» **Instructions to follow**
Locate every line that holds the string "title" and copy it.

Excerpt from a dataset
---+---
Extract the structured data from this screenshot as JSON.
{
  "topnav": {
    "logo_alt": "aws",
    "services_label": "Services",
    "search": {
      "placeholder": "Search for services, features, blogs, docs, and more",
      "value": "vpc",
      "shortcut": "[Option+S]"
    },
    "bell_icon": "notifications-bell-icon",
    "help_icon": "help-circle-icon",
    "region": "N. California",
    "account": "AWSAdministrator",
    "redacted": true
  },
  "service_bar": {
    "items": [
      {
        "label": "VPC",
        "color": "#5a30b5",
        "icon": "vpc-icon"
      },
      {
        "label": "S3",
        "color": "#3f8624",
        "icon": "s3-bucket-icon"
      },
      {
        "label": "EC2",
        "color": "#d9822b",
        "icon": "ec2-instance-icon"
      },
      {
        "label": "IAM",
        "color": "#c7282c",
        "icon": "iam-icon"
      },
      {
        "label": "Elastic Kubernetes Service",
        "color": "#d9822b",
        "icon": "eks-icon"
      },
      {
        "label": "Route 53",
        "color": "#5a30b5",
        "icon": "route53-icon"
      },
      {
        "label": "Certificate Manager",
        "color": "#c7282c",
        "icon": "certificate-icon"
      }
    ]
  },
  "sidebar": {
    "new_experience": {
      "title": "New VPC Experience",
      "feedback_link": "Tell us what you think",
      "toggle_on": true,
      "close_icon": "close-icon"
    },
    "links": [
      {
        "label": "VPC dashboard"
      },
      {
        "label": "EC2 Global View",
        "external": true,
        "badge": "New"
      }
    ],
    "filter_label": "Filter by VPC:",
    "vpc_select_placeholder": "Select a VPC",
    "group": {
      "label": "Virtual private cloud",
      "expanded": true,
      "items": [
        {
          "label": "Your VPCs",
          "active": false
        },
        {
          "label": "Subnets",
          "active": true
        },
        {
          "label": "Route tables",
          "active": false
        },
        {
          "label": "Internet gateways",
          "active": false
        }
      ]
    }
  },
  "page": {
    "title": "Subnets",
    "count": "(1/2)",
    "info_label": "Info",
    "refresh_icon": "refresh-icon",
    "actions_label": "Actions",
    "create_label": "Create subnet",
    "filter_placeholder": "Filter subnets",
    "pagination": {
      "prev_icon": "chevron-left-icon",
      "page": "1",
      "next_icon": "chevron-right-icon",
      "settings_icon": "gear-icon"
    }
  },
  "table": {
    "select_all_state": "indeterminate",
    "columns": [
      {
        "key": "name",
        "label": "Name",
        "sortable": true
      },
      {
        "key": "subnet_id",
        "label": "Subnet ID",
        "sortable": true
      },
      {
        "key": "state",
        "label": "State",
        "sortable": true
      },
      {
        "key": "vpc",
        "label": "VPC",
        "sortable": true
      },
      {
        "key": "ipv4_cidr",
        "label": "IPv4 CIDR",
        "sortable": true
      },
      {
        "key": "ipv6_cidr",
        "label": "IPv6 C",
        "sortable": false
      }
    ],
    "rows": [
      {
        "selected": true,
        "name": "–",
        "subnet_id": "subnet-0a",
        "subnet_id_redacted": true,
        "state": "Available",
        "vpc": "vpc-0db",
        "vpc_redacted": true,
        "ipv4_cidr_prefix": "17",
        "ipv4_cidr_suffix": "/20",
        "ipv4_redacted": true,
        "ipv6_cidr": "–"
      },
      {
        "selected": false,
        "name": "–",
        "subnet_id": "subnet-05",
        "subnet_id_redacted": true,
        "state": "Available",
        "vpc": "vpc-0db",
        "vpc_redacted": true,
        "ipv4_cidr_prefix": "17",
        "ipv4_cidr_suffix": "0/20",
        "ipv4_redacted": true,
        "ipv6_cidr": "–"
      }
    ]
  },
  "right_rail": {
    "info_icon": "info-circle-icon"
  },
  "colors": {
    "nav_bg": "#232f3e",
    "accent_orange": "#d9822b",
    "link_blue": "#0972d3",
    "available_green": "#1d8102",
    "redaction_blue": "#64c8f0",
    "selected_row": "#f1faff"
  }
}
---+---
» **Exercise solution**
      "title": "New VPC Experience",
    "title": "Subnets",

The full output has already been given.